◆ Consegna: Puoi ricopiare parola per parola, dall'inizio alla fine, l'articolo sul nuovo Barbiere di Siviglia alla Scala riportato qui sotto?

◆ Brano proposto:
══════════════════════════════

La regia che il pubblico di forse quattro generazioni ha assaporato alla Scala per quarant’anni lascia il passo a una nuova firmata da Leo Muscato. Complice Riccardo Chailly che coglie l’occasione per riprendere il filo delle sue passioni giovanili. Eseguiamo il Barbiere di Siviglia in forma integrale – spiega a Cultweek il direttore d’orchestra – a coronamento di un viaggio molto attento nell’interpretazione storicamente consapevole di Rossini
Spettacolo elettrico e “frizzante”, promettono i cantanti, musicalmente svelto, anzi “veloce”, molto veloce, incalza il direttore, per accendere quella “frenesia collettiva” che in Rossini significa “gioia di vivere”. Gli interpreti, tutti giovani, il direttore di fama, il regista esperto ma che qui debutta, sollecitano grandi attese per il nuovo Barbiere di Siviglia che da domani, 30 settembre, entra alla Scala per sei recite prendendo il posto di una produzione che sconfina nel mito.
Quando devi sostituire una regia come quella che Jean-Pierre Ponnelle cesellò nel 1969, che Claudio Abbado coronò di fraseggi e scatti inediti, che da allora con una sola eccezione (1999) è stata ininterrottamente ripresa a ogni riproposta del titolo, il peso è da togliere il fiato. Comunque succede davvero: lo spettacolo che il pubblico di forse quattro generazioni ha assaporato per quarant’anni, eleggendolo a modello insuperato della frenesia rossiniana, sta per essere sostituito (e definitivamente archiviato?) da uno “fresco” che porta la firma di Leo Muscato, regista di teatro di parola e di musica (più di venti regie liriche), abbastanza giovane e abbastanza attrezzato per assumersi la responsabilità di un ricambio rischioso.

══════════════════════════════

◆ Dati estratti:
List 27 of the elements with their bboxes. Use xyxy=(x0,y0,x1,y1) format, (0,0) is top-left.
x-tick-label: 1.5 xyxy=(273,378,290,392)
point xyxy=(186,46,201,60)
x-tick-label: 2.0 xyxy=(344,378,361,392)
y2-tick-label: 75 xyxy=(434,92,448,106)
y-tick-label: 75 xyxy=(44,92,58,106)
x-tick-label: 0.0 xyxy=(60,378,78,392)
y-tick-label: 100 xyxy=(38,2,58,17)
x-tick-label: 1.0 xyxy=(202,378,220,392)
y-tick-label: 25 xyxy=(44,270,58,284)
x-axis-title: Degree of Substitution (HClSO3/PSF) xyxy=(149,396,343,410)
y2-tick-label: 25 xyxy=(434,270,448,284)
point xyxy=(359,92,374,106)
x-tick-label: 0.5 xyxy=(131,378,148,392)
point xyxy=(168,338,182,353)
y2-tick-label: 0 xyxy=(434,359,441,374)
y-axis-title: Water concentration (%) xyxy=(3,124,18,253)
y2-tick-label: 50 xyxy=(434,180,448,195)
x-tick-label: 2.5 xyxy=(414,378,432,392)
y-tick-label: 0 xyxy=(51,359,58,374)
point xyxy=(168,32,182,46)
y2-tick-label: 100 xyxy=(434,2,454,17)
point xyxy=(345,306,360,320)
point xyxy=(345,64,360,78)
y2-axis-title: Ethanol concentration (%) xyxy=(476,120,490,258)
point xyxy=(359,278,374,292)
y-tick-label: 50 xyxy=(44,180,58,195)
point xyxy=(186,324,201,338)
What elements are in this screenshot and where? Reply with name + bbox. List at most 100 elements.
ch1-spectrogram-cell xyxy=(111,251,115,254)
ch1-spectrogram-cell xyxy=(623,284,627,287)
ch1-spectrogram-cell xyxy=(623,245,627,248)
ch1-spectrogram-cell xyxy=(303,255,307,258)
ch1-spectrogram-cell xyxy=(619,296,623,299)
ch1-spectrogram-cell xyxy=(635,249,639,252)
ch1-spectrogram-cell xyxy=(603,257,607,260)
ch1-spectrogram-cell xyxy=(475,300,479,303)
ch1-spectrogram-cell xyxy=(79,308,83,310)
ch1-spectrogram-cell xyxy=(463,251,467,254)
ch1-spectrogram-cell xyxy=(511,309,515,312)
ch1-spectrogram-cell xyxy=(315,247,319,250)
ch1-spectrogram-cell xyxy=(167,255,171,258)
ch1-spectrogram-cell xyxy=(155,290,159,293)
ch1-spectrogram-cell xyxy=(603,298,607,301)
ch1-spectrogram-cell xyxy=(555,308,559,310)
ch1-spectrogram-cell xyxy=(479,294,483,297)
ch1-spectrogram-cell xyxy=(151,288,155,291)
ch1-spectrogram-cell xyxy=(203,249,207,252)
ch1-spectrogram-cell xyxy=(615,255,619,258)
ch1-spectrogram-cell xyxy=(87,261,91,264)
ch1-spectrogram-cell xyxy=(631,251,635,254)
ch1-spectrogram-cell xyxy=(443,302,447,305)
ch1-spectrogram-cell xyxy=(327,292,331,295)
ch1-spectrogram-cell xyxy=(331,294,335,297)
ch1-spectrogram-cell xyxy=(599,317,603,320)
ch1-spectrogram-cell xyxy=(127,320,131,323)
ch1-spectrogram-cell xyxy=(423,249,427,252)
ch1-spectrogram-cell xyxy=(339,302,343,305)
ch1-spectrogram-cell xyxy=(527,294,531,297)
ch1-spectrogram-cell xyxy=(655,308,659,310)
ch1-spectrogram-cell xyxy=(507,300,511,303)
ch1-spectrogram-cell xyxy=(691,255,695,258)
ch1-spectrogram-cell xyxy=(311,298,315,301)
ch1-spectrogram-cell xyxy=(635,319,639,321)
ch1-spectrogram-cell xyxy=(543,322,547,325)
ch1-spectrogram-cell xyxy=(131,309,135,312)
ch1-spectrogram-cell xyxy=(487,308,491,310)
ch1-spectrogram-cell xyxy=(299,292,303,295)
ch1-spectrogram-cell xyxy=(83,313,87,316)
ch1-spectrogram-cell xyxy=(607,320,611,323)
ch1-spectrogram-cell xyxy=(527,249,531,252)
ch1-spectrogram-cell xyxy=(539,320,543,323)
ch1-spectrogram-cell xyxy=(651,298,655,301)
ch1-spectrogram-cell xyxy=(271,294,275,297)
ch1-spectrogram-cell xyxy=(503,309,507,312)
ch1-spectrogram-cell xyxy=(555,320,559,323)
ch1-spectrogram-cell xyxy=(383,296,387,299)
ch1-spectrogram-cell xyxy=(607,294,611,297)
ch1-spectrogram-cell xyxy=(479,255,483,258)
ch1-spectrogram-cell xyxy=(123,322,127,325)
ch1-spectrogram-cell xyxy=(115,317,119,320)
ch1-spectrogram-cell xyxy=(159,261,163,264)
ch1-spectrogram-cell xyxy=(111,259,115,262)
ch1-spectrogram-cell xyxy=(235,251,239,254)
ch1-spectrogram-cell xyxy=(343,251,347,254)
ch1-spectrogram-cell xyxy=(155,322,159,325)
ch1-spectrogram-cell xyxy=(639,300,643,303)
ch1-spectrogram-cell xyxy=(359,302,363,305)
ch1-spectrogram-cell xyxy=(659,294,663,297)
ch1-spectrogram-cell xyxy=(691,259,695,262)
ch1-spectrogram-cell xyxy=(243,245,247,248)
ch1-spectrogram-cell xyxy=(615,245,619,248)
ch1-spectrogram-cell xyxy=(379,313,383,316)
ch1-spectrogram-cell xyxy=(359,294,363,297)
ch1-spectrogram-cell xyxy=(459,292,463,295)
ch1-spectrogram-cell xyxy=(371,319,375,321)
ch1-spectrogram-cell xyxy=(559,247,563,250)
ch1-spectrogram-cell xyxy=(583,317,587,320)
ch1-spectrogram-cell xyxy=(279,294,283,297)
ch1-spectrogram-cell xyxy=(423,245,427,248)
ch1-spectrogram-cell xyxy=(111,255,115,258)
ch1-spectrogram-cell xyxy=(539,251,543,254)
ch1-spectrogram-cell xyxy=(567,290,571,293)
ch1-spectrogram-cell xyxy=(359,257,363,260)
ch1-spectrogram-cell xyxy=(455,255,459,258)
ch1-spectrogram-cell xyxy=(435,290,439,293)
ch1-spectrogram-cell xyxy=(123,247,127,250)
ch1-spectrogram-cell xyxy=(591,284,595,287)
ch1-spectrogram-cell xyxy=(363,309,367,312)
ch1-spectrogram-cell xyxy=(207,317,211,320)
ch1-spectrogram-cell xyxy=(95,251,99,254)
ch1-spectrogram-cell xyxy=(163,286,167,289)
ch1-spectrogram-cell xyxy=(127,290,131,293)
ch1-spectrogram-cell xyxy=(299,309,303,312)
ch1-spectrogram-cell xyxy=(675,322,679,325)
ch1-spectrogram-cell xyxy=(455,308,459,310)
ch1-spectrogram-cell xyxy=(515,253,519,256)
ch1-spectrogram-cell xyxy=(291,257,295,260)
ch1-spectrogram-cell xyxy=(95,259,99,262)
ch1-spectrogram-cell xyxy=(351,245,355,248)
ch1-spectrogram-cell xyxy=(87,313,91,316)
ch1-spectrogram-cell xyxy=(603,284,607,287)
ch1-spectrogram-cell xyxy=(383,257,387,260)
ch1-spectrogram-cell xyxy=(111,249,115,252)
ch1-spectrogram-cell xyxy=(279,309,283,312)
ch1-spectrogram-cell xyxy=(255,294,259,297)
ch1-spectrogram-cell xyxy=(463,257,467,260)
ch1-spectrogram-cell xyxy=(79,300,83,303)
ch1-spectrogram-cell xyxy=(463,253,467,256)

══════════════════════════════

◆ Risposta scritta:
La regia che il pubblico di forse quattro generazioni ha assaporato alla Scala per quarant’anni lascia il passo a una nuova firmata da Leo Muscato. Complice Riccardo Chailly che coglie l’occasione per riprendere il filo delle sue passioni giovanili. Eseguiamo il Barbiere di Siviglia in forma integrale – spiega a Cultweek il direttore d’orchestra – a coronamento di un viaggio molto attento nell’interpretazione storicamente consapevole di Rossini
Spettacolo elettrico e “frizzante”, promettono i cantanti, musicalmente svelto, anzi “veloce”, molto veloce, incalza il direttore, per accendere quella “frenesia collettiva” che in Rossini significa “gioia di vivere”. Gli interpreti, tutti giovani, il direttore di fama, il regista esperto ma che qui debutta, sollecitano grandi attese per il nuovo Barbiere di Siviglia che da domani, 30 settembre, entra alla Scala per sei recite prendendo il posto di una produzione che sconfina nel mito.
Quando devi sostituire una regia come quella che Jean-Pierre Ponnelle cesellò nel 1969, che Claudio Abbado coronò di fraseggi e scatti inediti, che da allora con una sola eccezione (1999) è stata ininterrottamente ripresa a ogni riproposta del titolo, il peso è da togliere il fiato. Comunque succede davvero: lo spettacolo che il pubblico di forse quattro generazioni ha assaporato per quarant’anni, eleggendolo a modello insuperato della frenesia rossiniana, sta per essere sostituito (e definitivamente archiviato?) da uno “fresco” che porta la firma di Leo Muscato, regista di teatro di parola e di musica (più di venti regie liriche), abbastanza giovane e abbastanza attrezzato per assumersi la responsabilità di un ricambio rischioso.